(Figure content listings)
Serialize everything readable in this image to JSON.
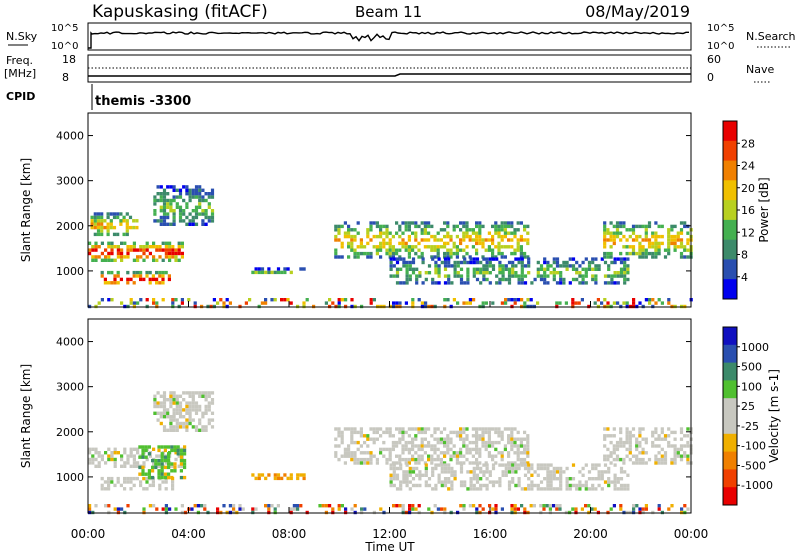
{
  "header": {
    "station": "Kapuskasing (fitACF)",
    "beam": "Beam 11",
    "date": "08/May/2019"
  },
  "top_panels": {
    "nsky_label": "N.Sky",
    "nsky_ticks": [
      "10^5",
      "10^0"
    ],
    "nsearch_label": "N.Search",
    "nsearch_ticks": [
      "10^5",
      "10^0"
    ],
    "freq_label": "Freq.",
    "freq_unit": "[MHz]",
    "freq_ticks": [
      "18",
      "8"
    ],
    "nave_label": "Nave",
    "nave_ticks": [
      "60",
      "0"
    ],
    "cpid_label": "CPID",
    "cpid_value": "themis -3300"
  },
  "colors": {
    "power": [
      "#0000ee",
      "#2a4fb0",
      "#3c8a6a",
      "#44b050",
      "#b8d020",
      "#f0c000",
      "#f08000",
      "#f04000",
      "#e80000"
    ],
    "velocity": [
      "#e80000",
      "#f04000",
      "#f08000",
      "#f0b000",
      "#c8c8c0",
      "#c8c8c0",
      "#50c030",
      "#3c8a6a",
      "#2a4fb0",
      "#1010c0"
    ]
  },
  "chart_data": [
    {
      "type": "heatmap",
      "title": "",
      "xlabel": "Time UT",
      "ylabel": "Slant Range [km]",
      "x_ticks": [
        "00:00",
        "04:00",
        "08:00",
        "12:00",
        "16:00",
        "20:00",
        "00:00"
      ],
      "xlim_hours": [
        0,
        24
      ],
      "y_ticks": [
        "1000",
        "2000",
        "3000",
        "4000"
      ],
      "ylim": [
        200,
        4500
      ],
      "colorbar_label": "Power [dB]",
      "colorbar_ticks": [
        "4",
        "8",
        "12",
        "16",
        "20",
        "24",
        "28"
      ],
      "regions": [
        {
          "t0": 0.0,
          "t1": 3.8,
          "r0": 1250,
          "r1": 1650,
          "level": "high"
        },
        {
          "t0": 0.5,
          "t1": 3.4,
          "r0": 700,
          "r1": 1000,
          "level": "high"
        },
        {
          "t0": 0.1,
          "t1": 2.0,
          "r0": 1800,
          "r1": 2300,
          "level": "mid"
        },
        {
          "t0": 2.6,
          "t1": 5.0,
          "r0": 2000,
          "r1": 2900,
          "level": "low"
        },
        {
          "t0": 6.5,
          "t1": 8.6,
          "r0": 950,
          "r1": 1080,
          "level": "low"
        },
        {
          "t0": 9.8,
          "t1": 17.5,
          "r0": 1300,
          "r1": 2100,
          "level": "mid"
        },
        {
          "t0": 12.0,
          "t1": 21.5,
          "r0": 700,
          "r1": 1300,
          "level": "low"
        },
        {
          "t0": 20.5,
          "t1": 24.0,
          "r0": 1300,
          "r1": 2100,
          "level": "mid"
        },
        {
          "t0": 0.0,
          "t1": 24.0,
          "r0": 200,
          "r1": 400,
          "level": "noise"
        }
      ]
    },
    {
      "type": "heatmap",
      "title": "",
      "xlabel": "Time UT",
      "ylabel": "Slant Range [km]",
      "x_ticks": [
        "00:00",
        "04:00",
        "08:00",
        "12:00",
        "16:00",
        "20:00",
        "00:00"
      ],
      "xlim_hours": [
        0,
        24
      ],
      "y_ticks": [
        "1000",
        "2000",
        "3000",
        "4000"
      ],
      "ylim": [
        200,
        4500
      ],
      "colorbar_label": "Velocity [m s-1]",
      "colorbar_ticks": [
        "1000",
        "500",
        "100",
        "25",
        "-25",
        "-100",
        "-500",
        "-1000"
      ],
      "regions": [
        {
          "t0": 0.0,
          "t1": 3.8,
          "r0": 1250,
          "r1": 1650,
          "level": "ground"
        },
        {
          "t0": 0.5,
          "t1": 3.4,
          "r0": 700,
          "r1": 1000,
          "level": "ground"
        },
        {
          "t0": 2.0,
          "t1": 3.8,
          "r0": 1000,
          "r1": 1700,
          "level": "green"
        },
        {
          "t0": 2.6,
          "t1": 5.0,
          "r0": 2000,
          "r1": 2900,
          "level": "ground"
        },
        {
          "t0": 6.5,
          "t1": 8.6,
          "r0": 950,
          "r1": 1080,
          "level": "orange"
        },
        {
          "t0": 9.8,
          "t1": 17.5,
          "r0": 1300,
          "r1": 2100,
          "level": "ground"
        },
        {
          "t0": 12.0,
          "t1": 21.5,
          "r0": 700,
          "r1": 1300,
          "level": "ground"
        },
        {
          "t0": 20.5,
          "t1": 24.0,
          "r0": 1300,
          "r1": 2100,
          "level": "ground"
        },
        {
          "t0": 0.0,
          "t1": 24.0,
          "r0": 200,
          "r1": 400,
          "level": "noise"
        }
      ]
    }
  ]
}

### What the task requires
Repeat the material above word for word, please, apart from its images.

### Complete output
Serialize everything readable in this image to JSON.
{
  "header": {
    "station": "Kapuskasing (fitACF)",
    "beam": "Beam 11",
    "date": "08/May/2019"
  },
  "top_panels": {
    "nsky_label": "N.Sky",
    "nsky_ticks": [
      "10^5",
      "10^0"
    ],
    "nsearch_label": "N.Search",
    "nsearch_ticks": [
      "10^5",
      "10^0"
    ],
    "freq_label": "Freq.",
    "freq_unit": "[MHz]",
    "freq_ticks": [
      "18",
      "8"
    ],
    "nave_label": "Nave",
    "nave_ticks": [
      "60",
      "0"
    ],
    "cpid_label": "CPID",
    "cpid_value": "themis -3300"
  },
  "colors": {
    "power": [
      "#0000ee",
      "#2a4fb0",
      "#3c8a6a",
      "#44b050",
      "#b8d020",
      "#f0c000",
      "#f08000",
      "#f04000",
      "#e80000"
    ],
    "velocity": [
      "#e80000",
      "#f04000",
      "#f08000",
      "#f0b000",
      "#c8c8c0",
      "#c8c8c0",
      "#50c030",
      "#3c8a6a",
      "#2a4fb0",
      "#1010c0"
    ]
  },
  "chart_data": [
    {
      "type": "heatmap",
      "title": "",
      "xlabel": "Time UT",
      "ylabel": "Slant Range [km]",
      "x_ticks": [
        "00:00",
        "04:00",
        "08:00",
        "12:00",
        "16:00",
        "20:00",
        "00:00"
      ],
      "xlim_hours": [
        0,
        24
      ],
      "y_ticks": [
        "1000",
        "2000",
        "3000",
        "4000"
      ],
      "ylim": [
        200,
        4500
      ],
      "colorbar_label": "Power [dB]",
      "colorbar_ticks": [
        "4",
        "8",
        "12",
        "16",
        "20",
        "24",
        "28"
      ],
      "regions": [
        {
          "t0": 0.0,
          "t1": 3.8,
          "r0": 1250,
          "r1": 1650,
          "level": "high"
        },
        {
          "t0": 0.5,
          "t1": 3.4,
          "r0": 700,
          "r1": 1000,
          "level": "high"
        },
        {
          "t0": 0.1,
          "t1": 2.0,
          "r0": 1800,
          "r1": 2300,
          "level": "mid"
        },
        {
          "t0": 2.6,
          "t1": 5.0,
          "r0": 2000,
          "r1": 2900,
          "level": "low"
        },
        {
          "t0": 6.5,
          "t1": 8.6,
          "r0": 950,
          "r1": 1080,
          "level": "low"
        },
        {
          "t0": 9.8,
          "t1": 17.5,
          "r0": 1300,
          "r1": 2100,
          "level": "mid"
        },
        {
          "t0": 12.0,
          "t1": 21.5,
          "r0": 700,
          "r1": 1300,
          "level": "low"
        },
        {
          "t0": 20.5,
          "t1": 24.0,
          "r0": 1300,
          "r1": 2100,
          "level": "mid"
        },
        {
          "t0": 0.0,
          "t1": 24.0,
          "r0": 200,
          "r1": 400,
          "level": "noise"
        }
      ]
    },
    {
      "type": "heatmap",
      "title": "",
      "xlabel": "Time UT",
      "ylabel": "Slant Range [km]",
      "x_ticks": [
        "00:00",
        "04:00",
        "08:00",
        "12:00",
        "16:00",
        "20:00",
        "00:00"
      ],
      "xlim_hours": [
        0,
        24
      ],
      "y_ticks": [
        "1000",
        "2000",
        "3000",
        "4000"
      ],
      "ylim": [
        200,
        4500
      ],
      "colorbar_label": "Velocity [m s-1]",
      "colorbar_ticks": [
        "1000",
        "500",
        "100",
        "25",
        "-25",
        "-100",
        "-500",
        "-1000"
      ],
      "regions": [
        {
          "t0": 0.0,
          "t1": 3.8,
          "r0": 1250,
          "r1": 1650,
          "level": "ground"
        },
        {
          "t0": 0.5,
          "t1": 3.4,
          "r0": 700,
          "r1": 1000,
          "level": "ground"
        },
        {
          "t0": 2.0,
          "t1": 3.8,
          "r0": 1000,
          "r1": 1700,
          "level": "green"
        },
        {
          "t0": 2.6,
          "t1": 5.0,
          "r0": 2000,
          "r1": 2900,
          "level": "ground"
        },
        {
          "t0": 6.5,
          "t1": 8.6,
          "r0": 950,
          "r1": 1080,
          "level": "orange"
        },
        {
          "t0": 9.8,
          "t1": 17.5,
          "r0": 1300,
          "r1": 2100,
          "level": "ground"
        },
        {
          "t0": 12.0,
          "t1": 21.5,
          "r0": 700,
          "r1": 1300,
          "level": "ground"
        },
        {
          "t0": 20.5,
          "t1": 24.0,
          "r0": 1300,
          "r1": 2100,
          "level": "ground"
        },
        {
          "t0": 0.0,
          "t1": 24.0,
          "r0": 200,
          "r1": 400,
          "level": "noise"
        }
      ]
    }
  ]
}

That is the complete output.